>>>

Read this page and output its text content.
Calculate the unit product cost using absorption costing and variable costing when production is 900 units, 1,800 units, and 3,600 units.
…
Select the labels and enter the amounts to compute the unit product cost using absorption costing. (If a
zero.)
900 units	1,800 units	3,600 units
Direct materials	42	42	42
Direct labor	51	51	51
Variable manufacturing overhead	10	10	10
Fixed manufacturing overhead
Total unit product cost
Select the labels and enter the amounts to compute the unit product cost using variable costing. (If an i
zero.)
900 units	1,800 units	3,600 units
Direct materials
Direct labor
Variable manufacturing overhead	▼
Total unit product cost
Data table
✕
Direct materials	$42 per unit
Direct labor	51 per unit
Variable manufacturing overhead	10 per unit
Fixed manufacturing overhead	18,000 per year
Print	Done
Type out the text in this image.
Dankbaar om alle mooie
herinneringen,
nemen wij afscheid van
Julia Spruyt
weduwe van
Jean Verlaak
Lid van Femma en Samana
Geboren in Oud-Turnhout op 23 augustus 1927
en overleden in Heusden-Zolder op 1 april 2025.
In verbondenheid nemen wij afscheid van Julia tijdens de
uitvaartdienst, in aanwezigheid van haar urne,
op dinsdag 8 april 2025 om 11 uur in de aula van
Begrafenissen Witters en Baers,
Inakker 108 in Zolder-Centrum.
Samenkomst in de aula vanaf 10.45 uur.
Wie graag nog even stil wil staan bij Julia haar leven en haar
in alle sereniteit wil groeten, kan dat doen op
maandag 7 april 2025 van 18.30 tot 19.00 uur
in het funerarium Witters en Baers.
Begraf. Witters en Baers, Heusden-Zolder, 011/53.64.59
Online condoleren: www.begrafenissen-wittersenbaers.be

<<<

-- Given request --
Extract each line from the entries above that contains the string "labels".

-- Completed task --
Select the labels and enter the amounts to compute the unit product cost using absorption costing. (If a
Select the labels and enter the amounts to compute the unit product cost using variable costing. (If an i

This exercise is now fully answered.